▸ **EXERCISE**: Using the data below, repeat all of it precisely.

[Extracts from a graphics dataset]

==*==

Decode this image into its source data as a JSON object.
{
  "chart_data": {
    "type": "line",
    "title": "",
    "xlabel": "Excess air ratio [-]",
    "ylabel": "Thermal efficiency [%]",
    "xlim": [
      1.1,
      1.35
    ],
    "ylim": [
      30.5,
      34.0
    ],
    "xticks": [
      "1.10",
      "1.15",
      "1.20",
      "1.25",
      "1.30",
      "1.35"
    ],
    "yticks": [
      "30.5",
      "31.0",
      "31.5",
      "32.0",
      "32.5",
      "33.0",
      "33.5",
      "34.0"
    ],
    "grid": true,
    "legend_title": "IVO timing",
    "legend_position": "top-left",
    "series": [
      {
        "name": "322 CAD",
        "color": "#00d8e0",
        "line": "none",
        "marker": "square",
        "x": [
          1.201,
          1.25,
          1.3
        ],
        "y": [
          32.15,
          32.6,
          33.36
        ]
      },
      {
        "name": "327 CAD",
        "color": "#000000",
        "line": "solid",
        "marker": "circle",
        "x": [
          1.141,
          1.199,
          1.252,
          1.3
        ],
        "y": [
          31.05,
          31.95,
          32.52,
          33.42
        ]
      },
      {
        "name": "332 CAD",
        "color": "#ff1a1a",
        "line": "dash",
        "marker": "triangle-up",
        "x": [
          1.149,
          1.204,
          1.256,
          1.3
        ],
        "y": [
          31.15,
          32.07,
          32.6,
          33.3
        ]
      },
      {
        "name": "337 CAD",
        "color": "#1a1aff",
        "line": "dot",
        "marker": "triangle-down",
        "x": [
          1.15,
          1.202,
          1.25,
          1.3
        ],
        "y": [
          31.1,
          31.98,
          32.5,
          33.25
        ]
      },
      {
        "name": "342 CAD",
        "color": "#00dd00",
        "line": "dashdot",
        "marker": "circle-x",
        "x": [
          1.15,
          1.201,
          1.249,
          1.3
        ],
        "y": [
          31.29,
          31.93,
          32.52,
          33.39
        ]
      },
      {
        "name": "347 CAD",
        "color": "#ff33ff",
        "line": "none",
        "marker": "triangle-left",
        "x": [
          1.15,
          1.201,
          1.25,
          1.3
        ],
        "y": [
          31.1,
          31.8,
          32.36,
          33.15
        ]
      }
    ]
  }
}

==*==

▸ **RESPONSE TO THIS EXERCISE**:
Decode this image into its source data as a JSON object.
{
  "chart_data": {
    "type": "line",
    "title": "",
    "xlabel": "Excess air ratio [-]",
    "ylabel": "Thermal efficiency [%]",
    "xlim": [
      1.1,
      1.35
    ],
    "ylim": [
      30.5,
      34.0
    ],
    "xticks": [
      "1.10",
      "1.15",
      "1.20",
      "1.25",
      "1.30",
      "1.35"
    ],
    "yticks": [
      "30.5",
      "31.0",
      "31.5",
      "32.0",
      "32.5",
      "33.0",
      "33.5",
      "34.0"
    ],
    "grid": true,
    "legend_title": "IVO timing",
    "legend_position": "top-left",
    "series": [
      {
        "name": "322 CAD",
        "color": "#00d8e0",
        "line": "none",
        "marker": "square",
        "x": [
          1.201,
          1.25,
          1.3
        ],
        "y": [
          32.15,
          32.6,
          33.36
        ]
      },
      {
        "name": "327 CAD",
        "color": "#000000",
        "line": "solid",
        "marker": "circle",
        "x": [
          1.141,
          1.199,
          1.252,
          1.3
        ],
        "y": [
          31.05,
          31.95,
          32.52,
          33.42
        ]
      },
      {
        "name": "332 CAD",
        "color": "#ff1a1a",
        "line": "dash",
        "marker": "triangle-up",
        "x": [
          1.149,
          1.204,
          1.256,
          1.3
        ],
        "y": [
          31.15,
          32.07,
          32.6,
          33.3
        ]
      },
      {
        "name": "337 CAD",
        "color": "#1a1aff",
        "line": "dot",
        "marker": "triangle-down",
        "x": [
          1.15,
          1.202,
          1.25,
          1.3
        ],
        "y": [
          31.1,
          31.98,
          32.5,
          33.25
        ]
      },
      {
        "name": "342 CAD",
        "color": "#00dd00",
        "line": "dashdot",
        "marker": "circle-x",
        "x": [
          1.15,
          1.201,
          1.249,
          1.3
        ],
        "y": [
          31.29,
          31.93,
          32.52,
          33.39
        ]
      },
      {
        "name": "347 CAD",
        "color": "#ff33ff",
        "line": "none",
        "marker": "triangle-left",
        "x": [
          1.15,
          1.201,
          1.25,
          1.3
        ],
        "y": [
          31.1,
          31.8,
          32.36,
          33.15
        ]
      }
    ]
  }
}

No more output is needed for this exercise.